**WHAT YOU WILL DO:** Work out the number of lines in the listing that include the string "more". Reply with that number alone.

**DATASET EXCERPTS:**
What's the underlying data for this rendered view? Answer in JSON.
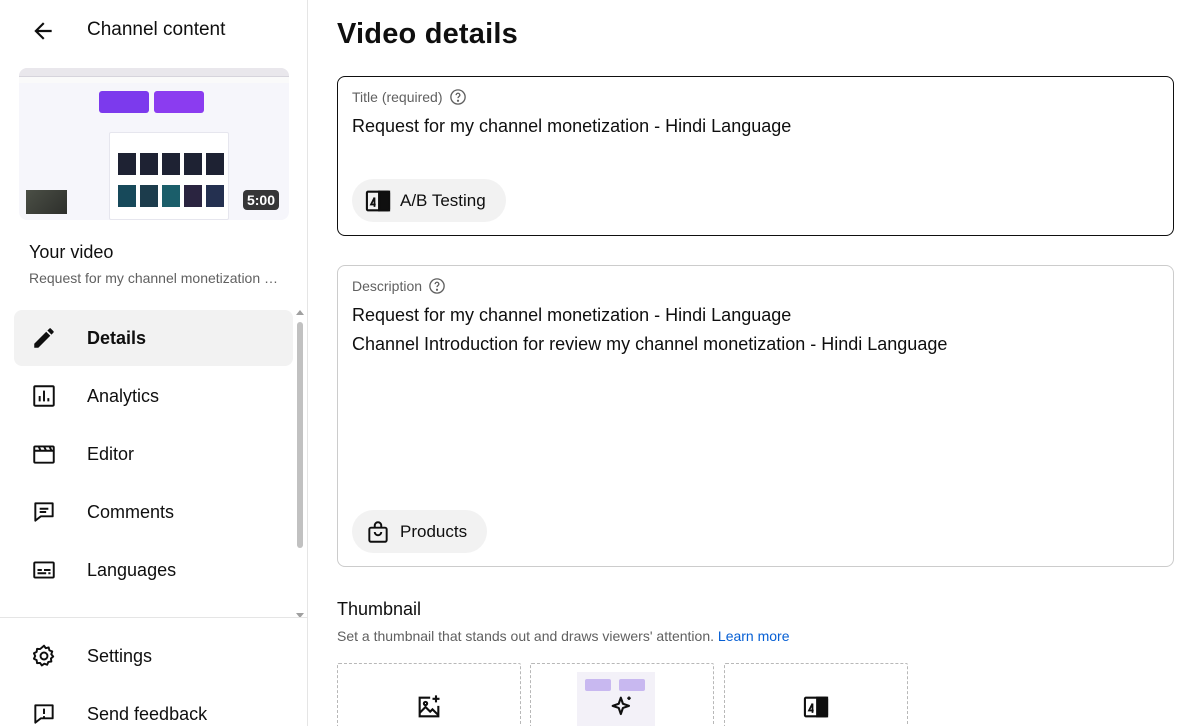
{
  "sidebar": {
    "header_title": "Channel content",
    "video": {
      "duration": "5:00",
      "section_title": "Your video",
      "video_title": "Request for my channel monetization - Hindi Language"
    },
    "nav": [
      {
        "label": "Details",
        "icon": "pencil-icon",
        "active": true
      },
      {
        "label": "Analytics",
        "icon": "analytics-icon",
        "active": false
      },
      {
        "label": "Editor",
        "icon": "clapperboard-icon",
        "active": false
      },
      {
        "label": "Comments",
        "icon": "comment-icon",
        "active": false
      },
      {
        "label": "Languages",
        "icon": "subtitles-icon",
        "active": false
      }
    ],
    "footer": [
      {
        "label": "Settings",
        "icon": "gear-icon"
      },
      {
        "label": "Send feedback",
        "icon": "feedback-icon"
      }
    ]
  },
  "main": {
    "page_title": "Video details",
    "title_field": {
      "label": "Title (required)",
      "value": "Request for my channel monetization - Hindi Language",
      "chip_label": "A/B Testing"
    },
    "description_field": {
      "label": "Description",
      "lines": [
        "Request for my channel monetization - Hindi Language",
        "Channel Introduction for review my channel monetization - Hindi Language"
      ],
      "chip_label": "Products"
    },
    "thumbnail": {
      "title": "Thumbnail",
      "description": "Set a thumbnail that stands out and draws viewers' attention.",
      "learn_more": "Learn more",
      "options": [
        {
          "icon": "upload-image-icon"
        },
        {
          "icon": "auto-generated-sparkle-icon"
        },
        {
          "icon": "ab-test-icon"
        }
      ]
    }
  },
  "colors": {
    "accent_link": "#065fd4",
    "active_nav_bg": "#f2f2f2",
    "chip_bg": "#f2f2f2",
    "thumb_purple": "#7c3aed"
  }
}
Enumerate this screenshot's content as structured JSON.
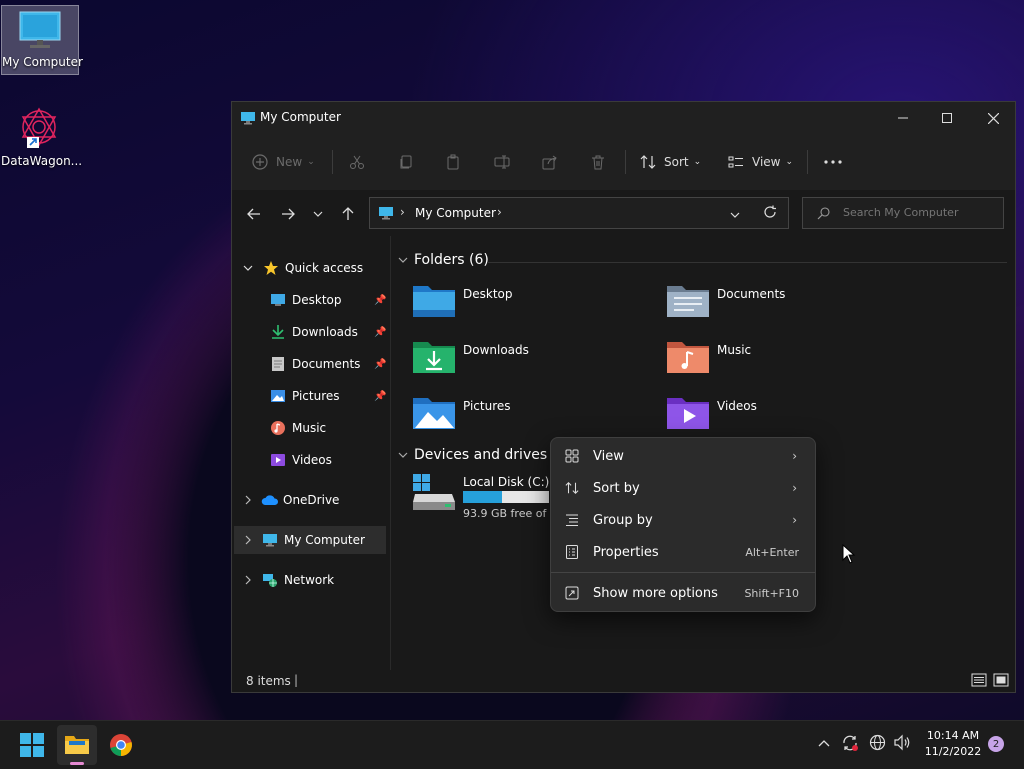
{
  "desktop": {
    "icons": [
      {
        "label": "My Computer"
      },
      {
        "label": "DataWagon..."
      }
    ]
  },
  "window": {
    "title": "My Computer",
    "toolbar": {
      "new_label": "New",
      "sort_label": "Sort",
      "view_label": "View"
    },
    "address": {
      "location": "My Computer"
    },
    "search": {
      "placeholder": "Search My Computer"
    },
    "sidebar": {
      "quick_access": "Quick access",
      "items": [
        {
          "label": "Desktop"
        },
        {
          "label": "Downloads"
        },
        {
          "label": "Documents"
        },
        {
          "label": "Pictures"
        },
        {
          "label": "Music"
        },
        {
          "label": "Videos"
        }
      ],
      "onedrive": "OneDrive",
      "my_computer": "My Computer",
      "network": "Network"
    },
    "content": {
      "folders_header": "Folders (6)",
      "folders": [
        {
          "name": "Desktop"
        },
        {
          "name": "Documents"
        },
        {
          "name": "Downloads"
        },
        {
          "name": "Music"
        },
        {
          "name": "Pictures"
        },
        {
          "name": "Videos"
        }
      ],
      "devices_header": "Devices and drives (2",
      "drive": {
        "name": "Local Disk (C:)",
        "free": "93.9 GB free of 1",
        "used_fraction": 0.45
      }
    },
    "status": {
      "items": "8 items"
    }
  },
  "context_menu": {
    "items": [
      {
        "label": "View"
      },
      {
        "label": "Sort by"
      },
      {
        "label": "Group by"
      },
      {
        "label": "Properties",
        "shortcut": "Alt+Enter"
      },
      {
        "label": "Show more options",
        "shortcut": "Shift+F10"
      }
    ]
  },
  "taskbar": {
    "time": "10:14 AM",
    "date": "11/2/2022",
    "notification_count": "2"
  },
  "colors": {
    "accent": "#4cc2ff",
    "window_bg": "#191919",
    "menu_bg": "#2b2b2b",
    "drive_bar": "#26a0da"
  }
}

**CORRECT RESULT:** 2